#### Data listing:
****

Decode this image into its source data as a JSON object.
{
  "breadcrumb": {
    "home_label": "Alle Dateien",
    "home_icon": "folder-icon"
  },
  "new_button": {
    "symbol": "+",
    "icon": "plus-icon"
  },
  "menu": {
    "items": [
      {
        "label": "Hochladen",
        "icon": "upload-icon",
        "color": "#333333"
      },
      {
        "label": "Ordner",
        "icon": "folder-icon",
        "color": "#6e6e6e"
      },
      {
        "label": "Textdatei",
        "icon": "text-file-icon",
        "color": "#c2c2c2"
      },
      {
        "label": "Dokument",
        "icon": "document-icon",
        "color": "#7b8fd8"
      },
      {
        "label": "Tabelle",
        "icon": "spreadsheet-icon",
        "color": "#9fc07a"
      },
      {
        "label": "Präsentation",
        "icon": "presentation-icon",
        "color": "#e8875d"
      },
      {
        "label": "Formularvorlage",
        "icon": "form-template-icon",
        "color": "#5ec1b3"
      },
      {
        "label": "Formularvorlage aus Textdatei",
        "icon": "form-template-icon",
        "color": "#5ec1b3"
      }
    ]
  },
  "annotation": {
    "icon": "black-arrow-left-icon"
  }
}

****

Write each line above out exactly.

Decode this image into its source data as a JSON object.
{
  "breadcrumb": {
    "home_label": "Alle Dateien",
    "home_icon": "folder-icon"
  },
  "new_button": {
    "symbol": "+",
    "icon": "plus-icon"
  },
  "menu": {
    "items": [
      {
        "label": "Hochladen",
        "icon": "upload-icon",
        "color": "#333333"
      },
      {
        "label": "Ordner",
        "icon": "folder-icon",
        "color": "#6e6e6e"
      },
      {
        "label": "Textdatei",
        "icon": "text-file-icon",
        "color": "#c2c2c2"
      },
      {
        "label": "Dokument",
        "icon": "document-icon",
        "color": "#7b8fd8"
      },
      {
        "label": "Tabelle",
        "icon": "spreadsheet-icon",
        "color": "#9fc07a"
      },
      {
        "label": "Präsentation",
        "icon": "presentation-icon",
        "color": "#e8875d"
      },
      {
        "label": "Formularvorlage",
        "icon": "form-template-icon",
        "color": "#5ec1b3"
      },
      {
        "label": "Formularvorlage aus Textdatei",
        "icon": "form-template-icon",
        "color": "#5ec1b3"
      }
    ]
  },
  "annotation": {
    "icon": "black-arrow-left-icon"
  }
}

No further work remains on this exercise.